**Aim of the task**
State how many lines of the records contain the string "field". Give the number alone.

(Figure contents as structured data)
####################

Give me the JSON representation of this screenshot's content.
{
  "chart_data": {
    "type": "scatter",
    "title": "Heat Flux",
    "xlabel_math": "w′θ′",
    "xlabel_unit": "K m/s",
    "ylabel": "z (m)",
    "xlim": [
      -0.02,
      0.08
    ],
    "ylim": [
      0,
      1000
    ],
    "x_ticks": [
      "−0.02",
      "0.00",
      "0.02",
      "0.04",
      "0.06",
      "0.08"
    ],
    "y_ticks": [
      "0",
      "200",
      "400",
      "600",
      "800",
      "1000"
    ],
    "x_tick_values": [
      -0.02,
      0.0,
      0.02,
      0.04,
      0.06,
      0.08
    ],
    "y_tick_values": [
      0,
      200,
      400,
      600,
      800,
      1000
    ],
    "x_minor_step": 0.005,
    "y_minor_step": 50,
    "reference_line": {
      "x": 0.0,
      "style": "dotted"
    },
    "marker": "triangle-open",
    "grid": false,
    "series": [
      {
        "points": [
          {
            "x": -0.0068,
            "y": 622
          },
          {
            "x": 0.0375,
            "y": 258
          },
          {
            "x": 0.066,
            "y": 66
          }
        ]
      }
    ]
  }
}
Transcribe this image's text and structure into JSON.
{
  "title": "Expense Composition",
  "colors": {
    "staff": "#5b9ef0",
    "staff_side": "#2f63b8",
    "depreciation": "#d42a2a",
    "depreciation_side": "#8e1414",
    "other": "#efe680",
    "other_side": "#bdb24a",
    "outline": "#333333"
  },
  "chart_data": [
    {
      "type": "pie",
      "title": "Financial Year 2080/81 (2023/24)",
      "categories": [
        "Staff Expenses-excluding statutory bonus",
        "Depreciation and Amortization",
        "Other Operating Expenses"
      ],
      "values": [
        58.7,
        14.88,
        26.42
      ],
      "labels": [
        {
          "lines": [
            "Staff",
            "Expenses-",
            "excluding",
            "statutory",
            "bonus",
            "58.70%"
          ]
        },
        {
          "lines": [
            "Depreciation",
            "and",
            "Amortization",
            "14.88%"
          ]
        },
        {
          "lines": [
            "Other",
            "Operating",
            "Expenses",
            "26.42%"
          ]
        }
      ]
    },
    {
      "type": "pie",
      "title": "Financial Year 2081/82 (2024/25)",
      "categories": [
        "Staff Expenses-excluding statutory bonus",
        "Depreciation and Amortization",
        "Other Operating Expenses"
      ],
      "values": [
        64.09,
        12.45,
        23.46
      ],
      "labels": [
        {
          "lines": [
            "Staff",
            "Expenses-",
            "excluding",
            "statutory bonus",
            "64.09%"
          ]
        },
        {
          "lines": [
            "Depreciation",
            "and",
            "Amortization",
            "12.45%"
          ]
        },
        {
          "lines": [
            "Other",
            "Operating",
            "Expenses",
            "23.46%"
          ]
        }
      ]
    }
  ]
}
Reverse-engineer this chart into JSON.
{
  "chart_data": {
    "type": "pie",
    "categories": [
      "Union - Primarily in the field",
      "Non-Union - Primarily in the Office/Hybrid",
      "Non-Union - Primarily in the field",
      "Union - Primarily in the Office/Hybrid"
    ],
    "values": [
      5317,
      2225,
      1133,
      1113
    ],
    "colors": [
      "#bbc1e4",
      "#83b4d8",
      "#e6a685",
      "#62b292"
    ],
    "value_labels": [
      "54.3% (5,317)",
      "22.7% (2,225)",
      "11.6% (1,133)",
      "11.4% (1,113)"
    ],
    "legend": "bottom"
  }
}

####################

**Answer**
2